[Part of a data file]
---
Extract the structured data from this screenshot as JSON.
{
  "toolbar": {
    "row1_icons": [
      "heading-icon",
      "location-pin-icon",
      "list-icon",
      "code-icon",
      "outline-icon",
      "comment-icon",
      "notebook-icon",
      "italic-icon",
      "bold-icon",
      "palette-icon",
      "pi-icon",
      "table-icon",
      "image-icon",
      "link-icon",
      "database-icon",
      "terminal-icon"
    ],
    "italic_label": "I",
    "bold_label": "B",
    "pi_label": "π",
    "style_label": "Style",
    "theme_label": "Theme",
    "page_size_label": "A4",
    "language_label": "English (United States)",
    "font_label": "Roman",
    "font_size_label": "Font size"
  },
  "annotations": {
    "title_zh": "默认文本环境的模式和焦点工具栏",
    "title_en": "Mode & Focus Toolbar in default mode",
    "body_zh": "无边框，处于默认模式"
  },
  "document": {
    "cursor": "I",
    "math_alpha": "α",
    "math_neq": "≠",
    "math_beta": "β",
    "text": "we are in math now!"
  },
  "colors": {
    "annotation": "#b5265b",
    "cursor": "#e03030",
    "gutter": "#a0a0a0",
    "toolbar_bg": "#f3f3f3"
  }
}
---
▸ DO THIS: Emit the full listing verbatim.

▸ RESULT BELOW:
Extract the structured data from this screenshot as JSON.
{
  "toolbar": {
    "row1_icons": [
      "heading-icon",
      "location-pin-icon",
      "list-icon",
      "code-icon",
      "outline-icon",
      "comment-icon",
      "notebook-icon",
      "italic-icon",
      "bold-icon",
      "palette-icon",
      "pi-icon",
      "table-icon",
      "image-icon",
      "link-icon",
      "database-icon",
      "terminal-icon"
    ],
    "italic_label": "I",
    "bold_label": "B",
    "pi_label": "π",
    "style_label": "Style",
    "theme_label": "Theme",
    "page_size_label": "A4",
    "language_label": "English (United States)",
    "font_label": "Roman",
    "font_size_label": "Font size"
  },
  "annotations": {
    "title_zh": "默认文本环境的模式和焦点工具栏",
    "title_en": "Mode & Focus Toolbar in default mode",
    "body_zh": "无边框，处于默认模式"
  },
  "document": {
    "cursor": "I",
    "math_alpha": "α",
    "math_neq": "≠",
    "math_beta": "β",
    "text": "we are in math now!"
  },
  "colors": {
    "annotation": "#b5265b",
    "cursor": "#e03030",
    "gutter": "#a0a0a0",
    "toolbar_bg": "#f3f3f3"
  }
}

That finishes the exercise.